| PROMPT |
Find each line with the string "Cromwell" and copy it.

┌────────

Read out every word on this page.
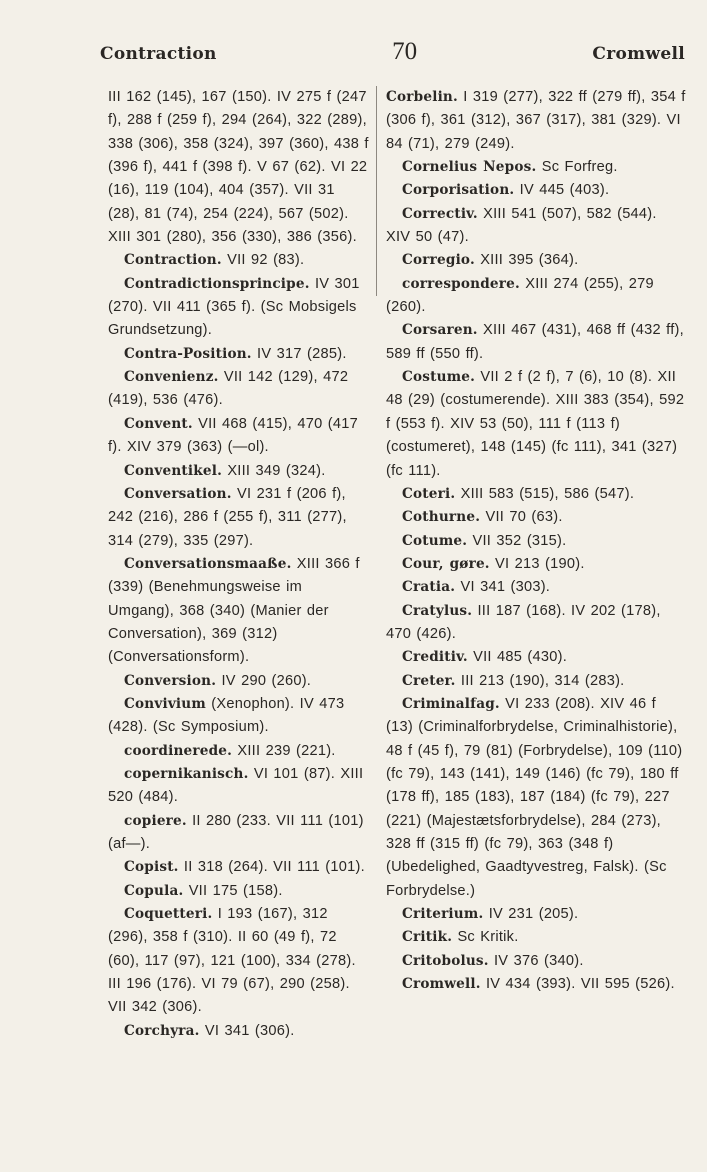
Contraction	70	Cromwell

III 162 (145), 167 (150). IV 275 f (247 f), 288 f (259 f), 294 (264), 322 (289), 338 (306), 358 (324), 397 (360), 438 f (396 f), 441 f (398 f). V 67 (62). VI 22 (16), 119 (104), 404 (357). VII 31 (28), 81 (74), 254 (224), 567 (502). XIII 301 (280), 356 (330), 386 (356).

Contraction. VII 92 (83).

Contradictionsprincipe. IV 301 (270). VII 411 (365 f). (Sc Mobsigels Grundsetzung).

Contra-Position. IV 317 (285).

Convenienz. VII 142 (129), 472 (419), 536 (476).

Convent. VII 468 (415), 470 (417 f). XIV 379 (363) (—ol).

Conventikel. XIII 349 (324).

Conversation. VI 231 f (206 f), 242 (216), 286 f (255 f), 311 (277), 314 (279), 335 (297).

Conversationsmaaße. XIII 366 f (339) (Benehmungsweise im Umgang), 368 (340) (Manier der Conversation), 369 (312) (Conversationsform).

Conversion. IV 290 (260).

Convivium (Xenophon). IV 473 (428). (Sc Symposium).

coordinerede. XIII 239 (221).

copernikanisch. VI 101 (87). XIII 520 (484).

copiere. II 280 (233. VII 111 (101) (af—).

Copist. II 318 (264). VII 111 (101).

Copula. VII 175 (158).

Coquetteri. I 193 (167), 312 (296), 358 f (310). II 60 (49 f), 72 (60), 117 (97), 121 (100), 334 (278). III 196 (176). VI 79 (67), 290 (258). VII 342 (306).

Corchyra. VI 341 (306).

Corbelin. I 319 (277), 322 ff (279 ff), 354 f (306 f), 361 (312), 367 (317), 381 (329). VI 84 (71), 279 (249).

Cornelius Nepos. Sc Forfreg.

Corporisation. IV 445 (403).

Correctiv. XIII 541 (507), 582 (544). XIV 50 (47).

Corregio. XIII 395 (364).

correspondere. XIII 274 (255), 279 (260).

Corsaren. XIII 467 (431), 468 ff (432 ff), 589 ff (550 ff).

Costume. VII 2 f (2 f), 7 (6), 10 (8). XII 48 (29) (costumerende). XIII 383 (354), 592 f (553 f). XIV 53 (50), 111 f (113 f) (costumeret), 148 (145) (fc 111), 341 (327) (fc 111).

Coteri. XIII 583 (515), 586 (547).

Cothurne. VII 70 (63).

Cotume. VII 352 (315).

Cour, gøre. VI 213 (190).

Cratia. VI 341 (303).

Cratylus. III 187 (168). IV 202 (178), 470 (426).

Creditiv. VII 485 (430).

Creter. III 213 (190), 314 (283).

Criminalfag. VI 233 (208). XIV 46 f (13) (Criminalforbrydelse, Criminalhistorie), 48 f (45 f), 79 (81) (Forbrydelse), 109 (110) (fc 79), 143 (141), 149 (146) (fc 79), 180 ff (178 ff), 185 (183), 187 (184) (fc 79), 227 (221) (Majestætsforbrydelse), 284 (273), 328 ff (315 ff) (fc 79), 363 (348 f) (Ubedelighed, Gaadtyvestreg, Falsk). (Sc Forbrydelse.)

Criterium. IV 231 (205).

Critik. Sc Kritik.

Critobolus. IV 376 (340).

Cromwell. IV 434 (393). VII 595 (526).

└────────

| THE COMPLETED TASK |
Contraction	70	Cromwell
Cromwell. IV 434 (393). VII 595 (526).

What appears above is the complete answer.